* start *

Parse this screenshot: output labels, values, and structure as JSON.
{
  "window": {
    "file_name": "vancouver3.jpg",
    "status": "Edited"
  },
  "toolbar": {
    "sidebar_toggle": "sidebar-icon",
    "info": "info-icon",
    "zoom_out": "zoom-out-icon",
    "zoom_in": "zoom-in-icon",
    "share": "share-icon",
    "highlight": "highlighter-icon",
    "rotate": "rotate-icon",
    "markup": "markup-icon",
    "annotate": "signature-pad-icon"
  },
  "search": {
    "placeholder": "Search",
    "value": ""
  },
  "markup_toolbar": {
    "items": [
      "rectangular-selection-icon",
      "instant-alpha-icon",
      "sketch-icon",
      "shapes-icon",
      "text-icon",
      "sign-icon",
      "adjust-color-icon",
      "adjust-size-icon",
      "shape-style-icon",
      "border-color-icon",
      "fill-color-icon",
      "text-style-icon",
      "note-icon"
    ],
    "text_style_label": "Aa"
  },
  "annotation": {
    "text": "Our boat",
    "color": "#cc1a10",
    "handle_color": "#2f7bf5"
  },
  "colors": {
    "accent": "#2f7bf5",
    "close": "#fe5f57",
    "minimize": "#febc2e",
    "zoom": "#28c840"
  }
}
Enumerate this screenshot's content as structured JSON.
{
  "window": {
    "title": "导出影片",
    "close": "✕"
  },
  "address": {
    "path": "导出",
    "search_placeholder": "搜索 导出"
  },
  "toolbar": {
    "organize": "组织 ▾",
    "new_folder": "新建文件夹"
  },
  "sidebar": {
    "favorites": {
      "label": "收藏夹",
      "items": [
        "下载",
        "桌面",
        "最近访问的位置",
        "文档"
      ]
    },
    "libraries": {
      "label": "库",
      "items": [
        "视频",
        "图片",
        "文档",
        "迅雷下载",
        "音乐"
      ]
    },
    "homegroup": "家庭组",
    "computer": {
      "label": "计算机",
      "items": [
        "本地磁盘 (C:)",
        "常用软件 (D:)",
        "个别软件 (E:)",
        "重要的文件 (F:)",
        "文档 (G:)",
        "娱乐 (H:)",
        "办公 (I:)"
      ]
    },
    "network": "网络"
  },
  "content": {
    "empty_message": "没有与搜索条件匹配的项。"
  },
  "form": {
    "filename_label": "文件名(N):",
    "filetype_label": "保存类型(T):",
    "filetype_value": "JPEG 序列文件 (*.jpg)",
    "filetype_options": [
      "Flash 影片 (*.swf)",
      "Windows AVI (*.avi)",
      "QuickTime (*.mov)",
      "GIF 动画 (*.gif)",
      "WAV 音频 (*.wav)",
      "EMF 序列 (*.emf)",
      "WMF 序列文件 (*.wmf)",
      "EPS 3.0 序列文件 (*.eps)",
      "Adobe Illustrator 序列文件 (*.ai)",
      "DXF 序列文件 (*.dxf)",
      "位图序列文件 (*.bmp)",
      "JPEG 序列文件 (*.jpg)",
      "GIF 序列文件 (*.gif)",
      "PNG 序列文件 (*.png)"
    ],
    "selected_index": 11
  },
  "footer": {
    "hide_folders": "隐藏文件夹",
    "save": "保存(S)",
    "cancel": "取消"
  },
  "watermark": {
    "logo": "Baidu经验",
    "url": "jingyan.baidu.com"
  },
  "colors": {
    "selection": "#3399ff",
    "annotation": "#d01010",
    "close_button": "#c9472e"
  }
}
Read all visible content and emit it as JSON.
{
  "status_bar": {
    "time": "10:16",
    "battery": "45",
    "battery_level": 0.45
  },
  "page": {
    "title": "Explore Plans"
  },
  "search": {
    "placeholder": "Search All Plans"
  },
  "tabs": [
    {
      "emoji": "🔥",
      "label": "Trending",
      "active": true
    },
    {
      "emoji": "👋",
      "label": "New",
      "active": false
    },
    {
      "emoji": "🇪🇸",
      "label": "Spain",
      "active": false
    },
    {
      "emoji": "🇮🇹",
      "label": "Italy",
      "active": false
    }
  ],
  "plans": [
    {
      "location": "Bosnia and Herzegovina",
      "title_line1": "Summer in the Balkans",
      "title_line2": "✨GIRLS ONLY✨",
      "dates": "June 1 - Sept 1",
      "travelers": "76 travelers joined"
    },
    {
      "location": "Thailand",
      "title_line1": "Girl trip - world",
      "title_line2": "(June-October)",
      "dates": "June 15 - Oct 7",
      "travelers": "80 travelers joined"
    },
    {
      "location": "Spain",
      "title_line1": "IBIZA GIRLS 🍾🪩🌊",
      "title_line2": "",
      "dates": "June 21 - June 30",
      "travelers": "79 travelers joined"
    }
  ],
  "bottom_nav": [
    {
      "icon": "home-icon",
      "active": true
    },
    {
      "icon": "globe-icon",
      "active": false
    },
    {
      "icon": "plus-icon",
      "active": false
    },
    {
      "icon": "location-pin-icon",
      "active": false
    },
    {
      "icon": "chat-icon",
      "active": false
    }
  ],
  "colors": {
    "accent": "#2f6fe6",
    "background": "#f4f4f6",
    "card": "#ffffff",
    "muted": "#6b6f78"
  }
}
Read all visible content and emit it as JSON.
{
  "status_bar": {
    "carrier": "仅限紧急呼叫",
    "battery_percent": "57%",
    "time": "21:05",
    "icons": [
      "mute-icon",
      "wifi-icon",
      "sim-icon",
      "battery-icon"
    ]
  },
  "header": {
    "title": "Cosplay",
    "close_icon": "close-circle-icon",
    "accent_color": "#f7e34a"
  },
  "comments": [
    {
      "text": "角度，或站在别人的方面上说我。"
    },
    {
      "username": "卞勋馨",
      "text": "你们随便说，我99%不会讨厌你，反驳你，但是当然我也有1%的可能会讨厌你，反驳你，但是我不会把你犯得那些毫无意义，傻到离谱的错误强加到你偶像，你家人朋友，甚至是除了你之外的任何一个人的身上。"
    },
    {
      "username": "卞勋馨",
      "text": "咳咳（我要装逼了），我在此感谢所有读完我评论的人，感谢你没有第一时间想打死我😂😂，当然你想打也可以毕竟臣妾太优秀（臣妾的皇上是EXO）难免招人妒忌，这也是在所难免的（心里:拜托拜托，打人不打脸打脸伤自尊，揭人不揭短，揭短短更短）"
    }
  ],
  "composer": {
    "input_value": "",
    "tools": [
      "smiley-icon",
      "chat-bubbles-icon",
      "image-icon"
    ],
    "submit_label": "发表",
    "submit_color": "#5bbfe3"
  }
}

* end *

* **TASK TO CARRY OUT**
All of the records must be retyped exactly as they are.

* **EXERCISE SOLUTION**
Parse this screenshot: output labels, values, and structure as JSON.
{
  "window": {
    "file_name": "vancouver3.jpg",
    "status": "Edited"
  },
  "toolbar": {
    "sidebar_toggle": "sidebar-icon",
    "info": "info-icon",
    "zoom_out": "zoom-out-icon",
    "zoom_in": "zoom-in-icon",
    "share": "share-icon",
    "highlight": "highlighter-icon",
    "rotate": "rotate-icon",
    "markup": "markup-icon",
    "annotate": "signature-pad-icon"
  },
  "search": {
    "placeholder": "Search",
    "value": ""
  },
  "markup_toolbar": {
    "items": [
      "rectangular-selection-icon",
      "instant-alpha-icon",
      "sketch-icon",
      "shapes-icon",
      "text-icon",
      "sign-icon",
      "adjust-color-icon",
      "adjust-size-icon",
      "shape-style-icon",
      "border-color-icon",
      "fill-color-icon",
      "text-style-icon",
      "note-icon"
    ],
    "text_style_label": "Aa"
  },
  "annotation": {
    "text": "Our boat",
    "color": "#cc1a10",
    "handle_color": "#2f7bf5"
  },
  "colors": {
    "accent": "#2f7bf5",
    "close": "#fe5f57",
    "minimize": "#febc2e",
    "zoom": "#28c840"
  }
}
Enumerate this screenshot's content as structured JSON.
{
  "window": {
    "title": "导出影片",
    "close": "✕"
  },
  "address": {
    "path": "导出",
    "search_placeholder": "搜索 导出"
  },
  "toolbar": {
    "organize": "组织 ▾",
    "new_folder": "新建文件夹"
  },
  "sidebar": {
    "favorites": {
      "label": "收藏夹",
      "items": [
        "下载",
        "桌面",
        "最近访问的位置",
        "文档"
      ]
    },
    "libraries": {
      "label": "库",
      "items": [
        "视频",
        "图片",
        "文档",
        "迅雷下载",
        "音乐"
      ]
    },
    "homegroup": "家庭组",
    "computer": {
      "label": "计算机",
      "items": [
        "本地磁盘 (C:)",
        "常用软件 (D:)",
        "个别软件 (E:)",
        "重要的文件 (F:)",
        "文档 (G:)",
        "娱乐 (H:)",
        "办公 (I:)"
      ]
    },
    "network": "网络"
  },
  "content": {
    "empty_message": "没有与搜索条件匹配的项。"
  },
  "form": {
    "filename_label": "文件名(N):",
    "filetype_label": "保存类型(T):",
    "filetype_value": "JPEG 序列文件 (*.jpg)",
    "filetype_options": [
      "Flash 影片 (*.swf)",
      "Windows AVI (*.avi)",
      "QuickTime (*.mov)",
      "GIF 动画 (*.gif)",
      "WAV 音频 (*.wav)",
      "EMF 序列 (*.emf)",
      "WMF 序列文件 (*.wmf)",
      "EPS 3.0 序列文件 (*.eps)",
      "Adobe Illustrator 序列文件 (*.ai)",
      "DXF 序列文件 (*.dxf)",
      "位图序列文件 (*.bmp)",
      "JPEG 序列文件 (*.jpg)",
      "GIF 序列文件 (*.gif)",
      "PNG 序列文件 (*.png)"
    ],
    "selected_index": 11
  },
  "footer": {
    "hide_folders": "隐藏文件夹",
    "save": "保存(S)",
    "cancel": "取消"
  },
  "watermark": {
    "logo": "Baidu经验",
    "url": "jingyan.baidu.com"
  },
  "colors": {
    "selection": "#3399ff",
    "annotation": "#d01010",
    "close_button": "#c9472e"
  }
}
Read all visible content and emit it as JSON.
{
  "status_bar": {
    "time": "10:16",
    "battery": "45",
    "battery_level": 0.45
  },
  "page": {
    "title": "Explore Plans"
  },
  "search": {
    "placeholder": "Search All Plans"
  },
  "tabs": [
    {
      "emoji": "🔥",
      "label": "Trending",
      "active": true
    },
    {
      "emoji": "👋",
      "label": "New",
      "active": false
    },
    {
      "emoji": "🇪🇸",
      "label": "Spain",
      "active": false
    },
    {
      "emoji": "🇮🇹",
      "label": "Italy",
      "active": false
    }
  ],
  "plans": [
    {
      "location": "Bosnia and Herzegovina",
      "title_line1": "Summer in the Balkans",
      "title_line2": "✨GIRLS ONLY✨",
      "dates": "June 1 - Sept 1",
      "travelers": "76 travelers joined"
    },
    {
      "location": "Thailand",
      "title_line1": "Girl trip - world",
      "title_line2": "(June-October)",
      "dates": "June 15 - Oct 7",
      "travelers": "80 travelers joined"
    },
    {
      "location": "Spain",
      "title_line1": "IBIZA GIRLS 🍾🪩🌊",
      "title_line2": "",
      "dates": "June 21 - June 30",
      "travelers": "79 travelers joined"
    }
  ],
  "bottom_nav": [
    {
      "icon": "home-icon",
      "active": true
    },
    {
      "icon": "globe-icon",
      "active": false
    },
    {
      "icon": "plus-icon",
      "active": false
    },
    {
      "icon": "location-pin-icon",
      "active": false
    },
    {
      "icon": "chat-icon",
      "active": false
    }
  ],
  "colors": {
    "accent": "#2f6fe6",
    "background": "#f4f4f6",
    "card": "#ffffff",
    "muted": "#6b6f78"
  }
}
Read all visible content and emit it as JSON.
{
  "status_bar": {
    "carrier": "仅限紧急呼叫",
    "battery_percent": "57%",
    "time": "21:05",
    "icons": [
      "mute-icon",
      "wifi-icon",
      "sim-icon",
      "battery-icon"
    ]
  },
  "header": {
    "title": "Cosplay",
    "close_icon": "close-circle-icon",
    "accent_color": "#f7e34a"
  },
  "comments": [
    {
      "text": "角度，或站在别人的方面上说我。"
    },
    {
      "username": "卞勋馨",
      "text": "你们随便说，我99%不会讨厌你，反驳你，但是当然我也有1%的可能会讨厌你，反驳你，但是我不会把你犯得那些毫无意义，傻到离谱的错误强加到你偶像，你家人朋友，甚至是除了你之外的任何一个人的身上。"
    },
    {
      "username": "卞勋馨",
      "text": "咳咳（我要装逼了），我在此感谢所有读完我评论的人，感谢你没有第一时间想打死我😂😂，当然你想打也可以毕竟臣妾太优秀（臣妾的皇上是EXO）难免招人妒忌，这也是在所难免的（心里:拜托拜托，打人不打脸打脸伤自尊，揭人不揭短，揭短短更短）"
    }
  ],
  "composer": {
    "input_value": "",
    "tools": [
      "smiley-icon",
      "chat-bubbles-icon",
      "image-icon"
    ],
    "submit_label": "发表",
    "submit_color": "#5bbfe3"
  }
}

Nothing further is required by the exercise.